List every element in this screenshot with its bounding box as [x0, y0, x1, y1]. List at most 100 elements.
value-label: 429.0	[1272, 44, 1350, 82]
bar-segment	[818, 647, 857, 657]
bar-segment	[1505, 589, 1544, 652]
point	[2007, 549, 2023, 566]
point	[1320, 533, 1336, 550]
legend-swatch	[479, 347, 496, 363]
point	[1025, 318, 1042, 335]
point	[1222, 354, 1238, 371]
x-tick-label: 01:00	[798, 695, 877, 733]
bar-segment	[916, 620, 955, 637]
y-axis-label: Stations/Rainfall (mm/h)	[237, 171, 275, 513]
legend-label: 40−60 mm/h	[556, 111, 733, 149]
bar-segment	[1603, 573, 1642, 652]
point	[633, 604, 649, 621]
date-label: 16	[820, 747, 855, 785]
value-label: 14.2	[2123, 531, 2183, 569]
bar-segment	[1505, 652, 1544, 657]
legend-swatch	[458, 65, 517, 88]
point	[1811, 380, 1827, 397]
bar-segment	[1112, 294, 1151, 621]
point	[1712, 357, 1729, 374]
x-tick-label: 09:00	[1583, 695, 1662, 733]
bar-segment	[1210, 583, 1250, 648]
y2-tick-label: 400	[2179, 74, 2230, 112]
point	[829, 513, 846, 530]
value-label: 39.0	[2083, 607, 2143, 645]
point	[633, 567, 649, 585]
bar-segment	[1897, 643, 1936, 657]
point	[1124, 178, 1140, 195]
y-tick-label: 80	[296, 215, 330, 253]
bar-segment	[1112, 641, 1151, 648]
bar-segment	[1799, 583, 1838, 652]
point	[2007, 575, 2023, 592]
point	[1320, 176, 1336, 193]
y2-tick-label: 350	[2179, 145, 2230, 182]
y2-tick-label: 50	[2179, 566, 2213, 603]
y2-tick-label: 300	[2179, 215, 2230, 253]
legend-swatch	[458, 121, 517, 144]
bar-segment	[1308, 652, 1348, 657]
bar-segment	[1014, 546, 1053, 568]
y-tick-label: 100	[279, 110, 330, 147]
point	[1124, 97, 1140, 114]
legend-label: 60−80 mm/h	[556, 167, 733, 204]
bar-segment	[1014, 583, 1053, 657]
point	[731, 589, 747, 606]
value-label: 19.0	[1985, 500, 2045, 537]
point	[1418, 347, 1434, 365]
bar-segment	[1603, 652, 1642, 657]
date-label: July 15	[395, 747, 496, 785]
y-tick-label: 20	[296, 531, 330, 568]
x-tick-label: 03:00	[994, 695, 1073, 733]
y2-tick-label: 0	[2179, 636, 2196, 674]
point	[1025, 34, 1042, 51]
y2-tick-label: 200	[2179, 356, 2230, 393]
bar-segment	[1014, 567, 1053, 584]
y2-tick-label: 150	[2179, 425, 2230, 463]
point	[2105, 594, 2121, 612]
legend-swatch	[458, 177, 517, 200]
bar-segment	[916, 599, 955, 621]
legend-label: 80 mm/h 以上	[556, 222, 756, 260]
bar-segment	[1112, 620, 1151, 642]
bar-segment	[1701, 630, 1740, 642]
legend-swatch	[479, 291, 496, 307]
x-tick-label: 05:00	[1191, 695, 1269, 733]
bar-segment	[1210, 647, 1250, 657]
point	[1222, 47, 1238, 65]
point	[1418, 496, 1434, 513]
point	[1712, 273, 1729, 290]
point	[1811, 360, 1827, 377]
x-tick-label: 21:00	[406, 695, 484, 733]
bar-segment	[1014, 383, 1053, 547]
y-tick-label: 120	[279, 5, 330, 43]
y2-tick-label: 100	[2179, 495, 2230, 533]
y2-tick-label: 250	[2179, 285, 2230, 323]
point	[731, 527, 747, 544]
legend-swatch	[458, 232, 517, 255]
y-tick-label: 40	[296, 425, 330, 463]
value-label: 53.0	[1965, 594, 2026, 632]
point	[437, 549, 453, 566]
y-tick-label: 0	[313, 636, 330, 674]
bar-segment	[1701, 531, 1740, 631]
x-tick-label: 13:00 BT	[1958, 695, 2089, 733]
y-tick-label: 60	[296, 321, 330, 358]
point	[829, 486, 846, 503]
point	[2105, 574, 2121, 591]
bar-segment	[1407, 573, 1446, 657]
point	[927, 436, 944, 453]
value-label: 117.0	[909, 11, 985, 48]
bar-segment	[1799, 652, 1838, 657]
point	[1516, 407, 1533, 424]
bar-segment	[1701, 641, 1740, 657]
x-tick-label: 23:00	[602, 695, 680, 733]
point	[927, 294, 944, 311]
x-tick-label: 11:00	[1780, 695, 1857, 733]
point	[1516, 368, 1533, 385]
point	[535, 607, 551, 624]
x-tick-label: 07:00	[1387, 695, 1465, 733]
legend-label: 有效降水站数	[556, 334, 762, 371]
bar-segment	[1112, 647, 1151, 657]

| GOAL |
Please print the records from the first line through the line that contains "533, 1336, 550]", both ends included.

| SOLUTION |
List every element in this screenshot with its bounding box as [x0, y0, x1, y1]. List at most 100 elements.
value-label: 429.0	[1272, 44, 1350, 82]
bar-segment	[818, 647, 857, 657]
bar-segment	[1505, 589, 1544, 652]
point	[2007, 549, 2023, 566]
point	[1320, 533, 1336, 550]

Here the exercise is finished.